- What this task involves -
Leave out the images; return the rest of the data exactly.

- Data records -
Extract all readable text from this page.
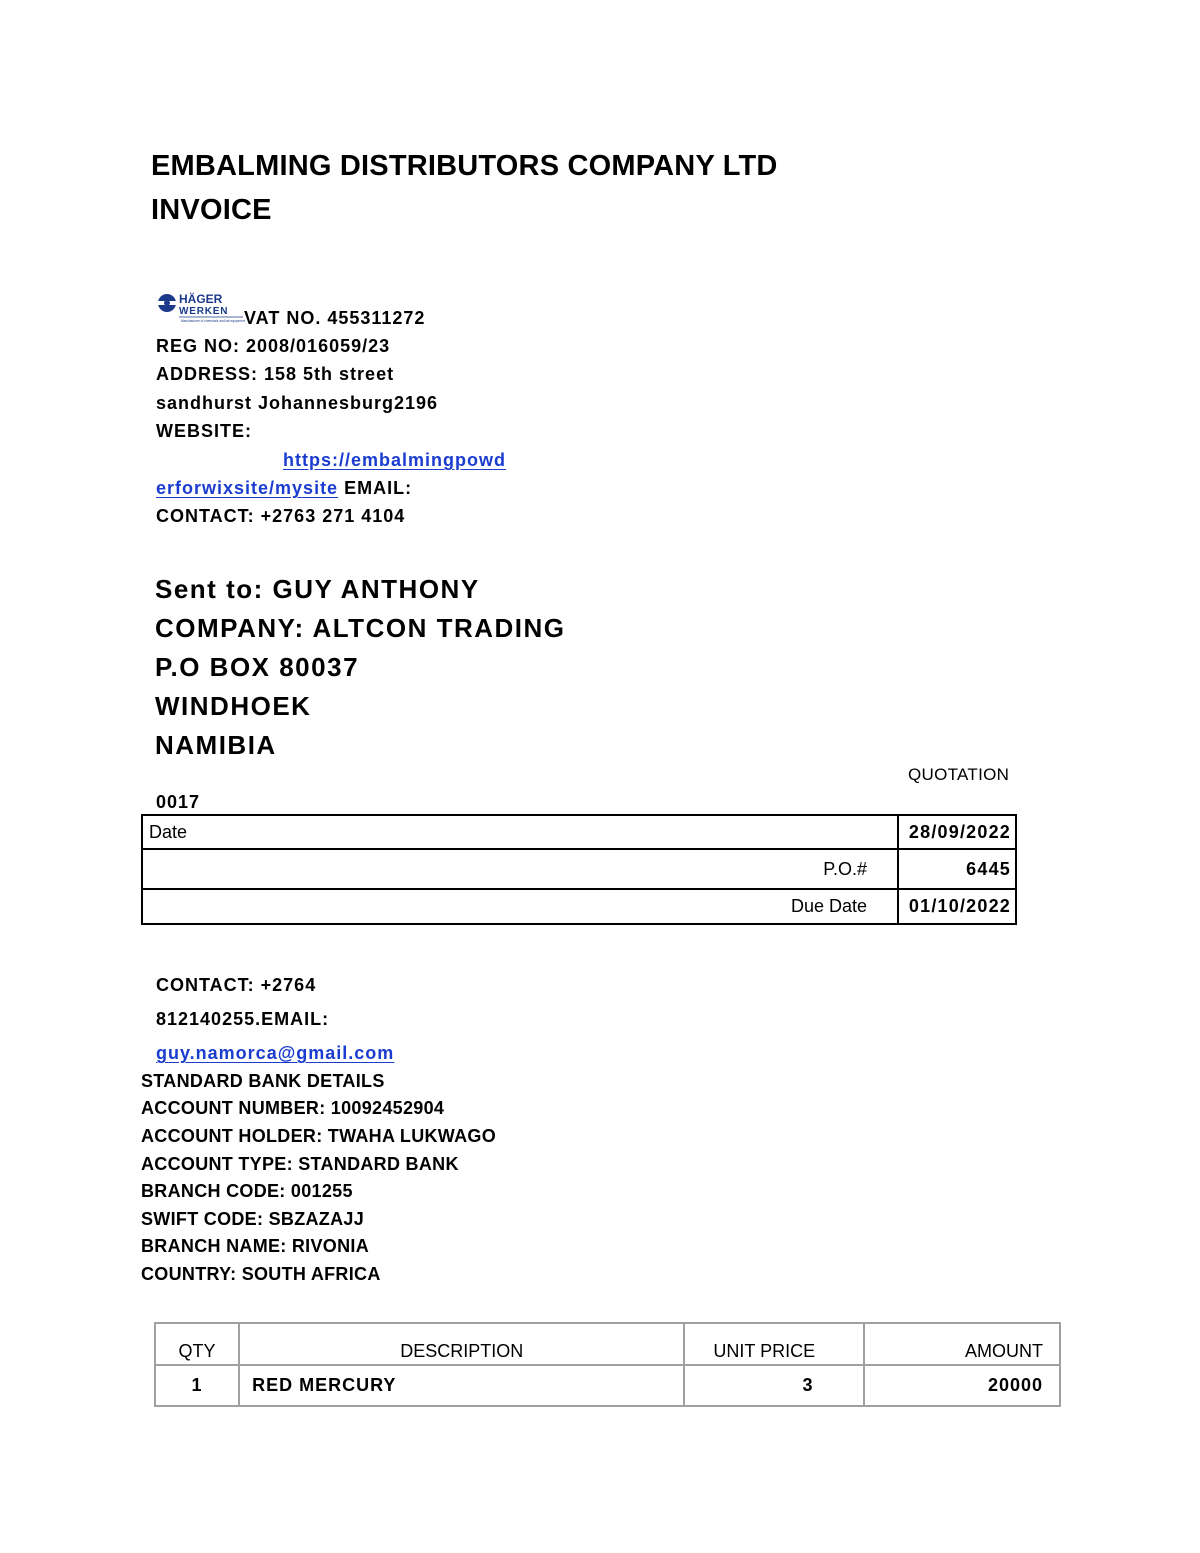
EMBALMING DISTRIBUTORS COMPANY LTD
INVOICE
HÄGER
WERKEN
Manufacturer of chemicals and lab equipment
VAT NO. 455311272
REG NO: 2008/016059/23
ADDRESS: 158 5th street
sandhurst Johannesburg2196
WEBSITE:
https://embalmingpowd
erforwixsite/mysite EMAIL:
CONTACT: +2763 271 4104
Sent to: GUY ANTHONY
COMPANY: ALTCON TRADING
P.O BOX 80037
WINDHOEK
NAMIBIA
QUOTATION
0017
Date	28/09/2022
P.O.#	6445
Due Date	01/10/2022
CONTACT: +2764
812140255.EMAIL:
guy.namorca@gmail.com
STANDARD BANK DETAILS
ACCOUNT NUMBER: 10092452904
ACCOUNT HOLDER: TWAHA LUKWAGO
ACCOUNT TYPE: STANDARD BANK
BRANCH CODE: 001255
SWIFT CODE: SBZAZAJJ
BRANCH NAME: RIVONIA
COUNTRY: SOUTH AFRICA
QTY	DESCRIPTION	UNIT PRICE	AMOUNT
1	RED MERCURY	3	20000
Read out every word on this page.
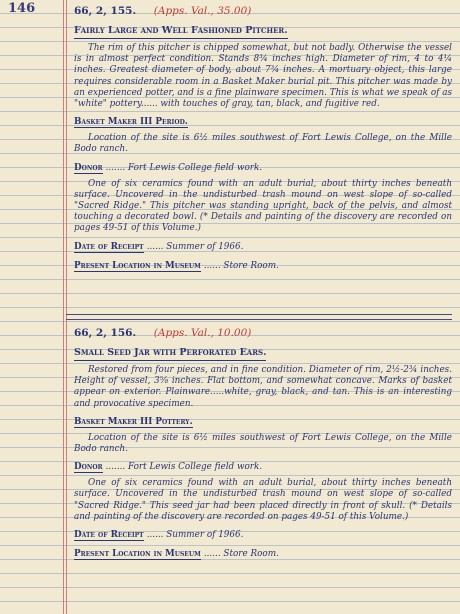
146	66, 2, 155. (Apps. Val., 35.00)
Fairly Large and Well Fashioned Pitcher.

The rim of this pitcher is chipped somewhat, but not badly. Otherwise the vessel is in almost perfect condition. Stands 8¾ inches high. Diameter of rim, 4 to 4¼ inches. Greatest diameter of body, about 7¾ inches. A mortuary object, this large requires considerable room in a Basket Maker burial pit. This pitcher was made by an experienced potter, and is a fine plainware specimen. This is what we speak of as "white" pottery...... with touches of gray, tan, black, and fugitive red.

Basket Maker III Period.

Location of the site is 6½ miles southwest of Fort Lewis College, on the Mille Bodo ranch.

Donor ....... Fort Lewis College field work.

One of six ceramics found with an adult burial, about thirty inches beneath surface. Uncovered in the undisturbed trash mound on west slope of so-called "Sacred Ridge." This pitcher was standing upright, back of the pelvis, and almost touching a decorated bowl. (* Details and painting of the discovery are recorded on pages 49-51 of this Volume.)

Date of Receipt ...... Summer of 1966.
Present Location in Museum ...... Store Room.
66, 2, 156. (Apps. Val., 10.00)
Small Seed Jar with Perforated Ears.

Restored from four pieces, and in fine condition. Diameter of rim, 2½-2¾ inches. Height of vessel, 3⅝ inches. Flat bottom, and somewhat concave. Marks of basket appear on exterior. Plainware.....white, gray, black, and tan. This is an interesting and provocative specimen.

Basket Maker III Pottery.

Location of the site is 6½ miles southwest of Fort Lewis College, on the Mille Bodo ranch.

Donor ....... Fort Lewis College field work.

One of six ceramics found with an adult burial, about thirty inches beneath surface. Uncovered in the undisturbed trash mound on west slope of so-called "Sacred Ridge." This seed jar had been placed directly in front of skull. (* Details and painting of the discovery are recorded on pages 49-51 of this Volume.)

Date of Receipt ...... Summer of 1966.
Present Location in Museum ...... Store Room.
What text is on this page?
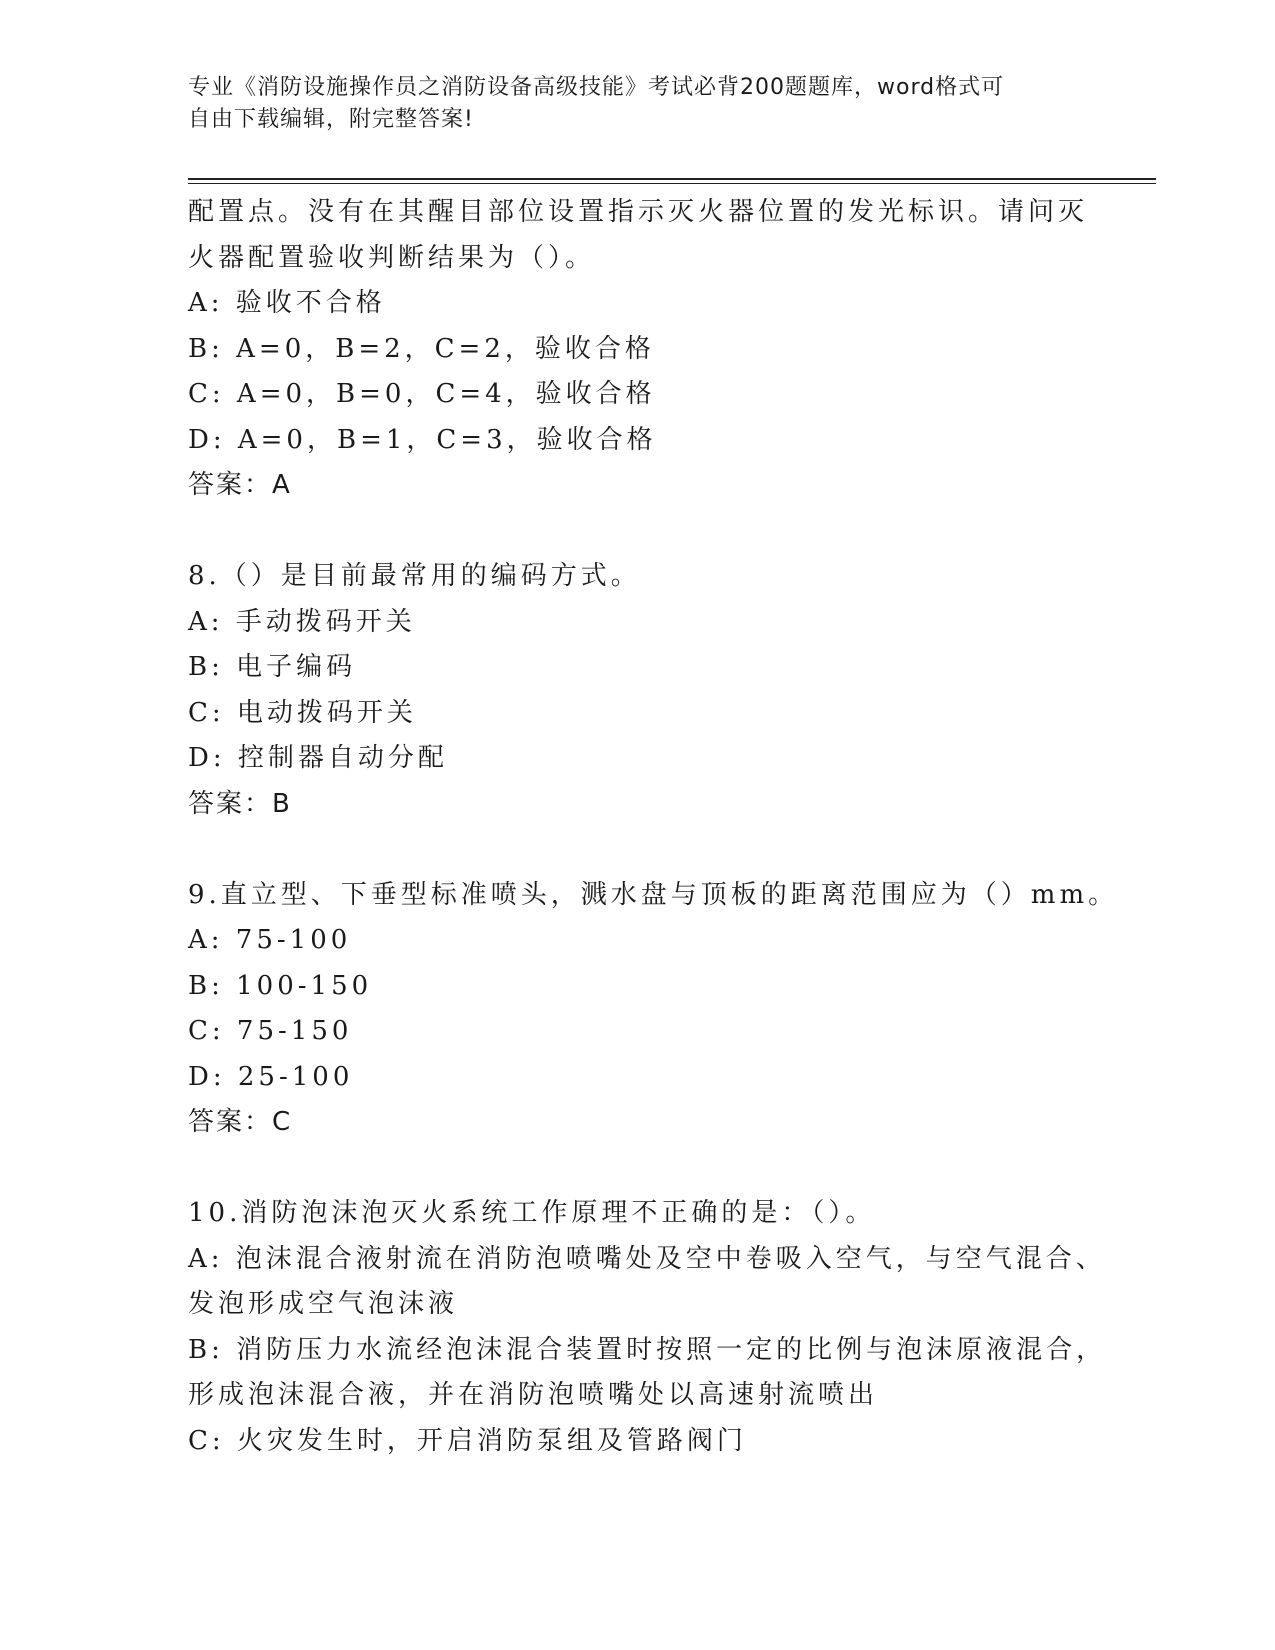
专业《消防设施操作员之消防设备高级技能》考试必背200题题库，word格式可
自由下载编辑，附完整答案!
配置点。没有在其醒目部位设置指示灭火器位置的发光标识。请问灭
火器配置验收判断结果为（）。
A: 验收不合格
B: A=0，B=2，C=2，验收合格
C: A=0，B=0，C=4，验收合格
D: A=0，B=1，C=3，验收合格
答案：A
8.（）是目前最常用的编码方式。
A: 手动拨码开关
B: 电子编码
C: 电动拨码开关
D: 控制器自动分配
答案：B
9.直立型、下垂型标准喷头，溅水盘与顶板的距离范围应为（）mm。
A: 75-100
B: 100-150
C: 75-150
D: 25-100
答案：C
10.消防泡沫泡灭火系统工作原理不正确的是：（）。
A: 泡沫混合液射流在消防泡喷嘴处及空中卷吸入空气，与空气混合、
发泡形成空气泡沫液
B: 消防压力水流经泡沫混合装置时按照一定的比例与泡沫原液混合，
形成泡沫混合液，并在消防泡喷嘴处以高速射流喷出
C: 火灾发生时，开启消防泵组及管路阀门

- The answer -
Extract all readable text from this page.
EMBALMING DISTRIBUTORS COMPANY LTD
INVOICE
HÄGER
WERKEN
Manufacturer of chemicals and lab equipment
VAT NO. 455311272
REG NO: 2008/016059/23
ADDRESS: 158 5th street
sandhurst Johannesburg2196
WEBSITE:
https://embalmingpowd
erforwixsite/mysite EMAIL:
CONTACT: +2763 271 4104
Sent to: GUY ANTHONY
COMPANY: ALTCON TRADING
P.O BOX 80037
WINDHOEK
NAMIBIA
QUOTATION
0017
Date	28/09/2022
P.O.#	6445
Due Date	01/10/2022
CONTACT: +2764
812140255.EMAIL:
guy.namorca@gmail.com
STANDARD BANK DETAILS
ACCOUNT NUMBER: 10092452904
ACCOUNT HOLDER: TWAHA LUKWAGO
ACCOUNT TYPE: STANDARD BANK
BRANCH CODE: 001255
SWIFT CODE: SBZAZAJJ
BRANCH NAME: RIVONIA
COUNTRY: SOUTH AFRICA
QTY	DESCRIPTION	UNIT PRICE	AMOUNT
1	RED MERCURY	3	20000
Read out every word on this page.
146	66, 2, 155. (Apps. Val., 35.00)
Fairly Large and Well Fashioned Pitcher.

The rim of this pitcher is chipped somewhat, but not badly. Otherwise the vessel is in almost perfect condition. Stands 8¾ inches high. Diameter of rim, 4 to 4¼ inches. Greatest diameter of body, about 7¾ inches. A mortuary object, this large requires considerable room in a Basket Maker burial pit. This pitcher was made by an experienced potter, and is a fine plainware specimen. This is what we speak of as "white" pottery...... with touches of gray, tan, black, and fugitive red.

Basket Maker III Period.

Location of the site is 6½ miles southwest of Fort Lewis College, on the Mille Bodo ranch.

Donor ....... Fort Lewis College field work.

One of six ceramics found with an adult burial, about thirty inches beneath surface. Uncovered in the undisturbed trash mound on west slope of so-called "Sacred Ridge." This pitcher was standing upright, back of the pelvis, and almost touching a decorated bowl. (* Details and painting of the discovery are recorded on pages 49-51 of this Volume.)

Date of Receipt ...... Summer of 1966.
Present Location in Museum ...... Store Room.
66, 2, 156. (Apps. Val., 10.00)
Small Seed Jar with Perforated Ears.

Restored from four pieces, and in fine condition. Diameter of rim, 2½-2¾ inches. Height of vessel, 3⅝ inches. Flat bottom, and somewhat concave. Marks of basket appear on exterior. Plainware.....white, gray, black, and tan. This is an interesting and provocative specimen.

Basket Maker III Pottery.

Location of the site is 6½ miles southwest of Fort Lewis College, on the Mille Bodo ranch.

Donor ....... Fort Lewis College field work.

One of six ceramics found with an adult burial, about thirty inches beneath surface. Uncovered in the undisturbed trash mound on west slope of so-called "Sacred Ridge." This seed jar had been placed directly in front of skull. (* Details and painting of the discovery are recorded on pages 49-51 of this Volume.)

Date of Receipt ...... Summer of 1966.
Present Location in Museum ...... Store Room.
What text is on this page?
专业《消防设施操作员之消防设备高级技能》考试必背200题题库，word格式可
自由下载编辑，附完整答案!
配置点。没有在其醒目部位设置指示灭火器位置的发光标识。请问灭
火器配置验收判断结果为（）。
A: 验收不合格
B: A=0，B=2，C=2，验收合格
C: A=0，B=0，C=4，验收合格
D: A=0，B=1，C=3，验收合格
答案：A
8.（）是目前最常用的编码方式。
A: 手动拨码开关
B: 电子编码
C: 电动拨码开关
D: 控制器自动分配
答案：B
9.直立型、下垂型标准喷头，溅水盘与顶板的距离范围应为（）mm。
A: 75-100
B: 100-150
C: 75-150
D: 25-100
答案：C
10.消防泡沫泡灭火系统工作原理不正确的是：（）。
A: 泡沫混合液射流在消防泡喷嘴处及空中卷吸入空气，与空气混合、
发泡形成空气泡沫液
B: 消防压力水流经泡沫混合装置时按照一定的比例与泡沫原液混合，
形成泡沫混合液，并在消防泡喷嘴处以高速射流喷出
C: 火灾发生时，开启消防泵组及管路阀门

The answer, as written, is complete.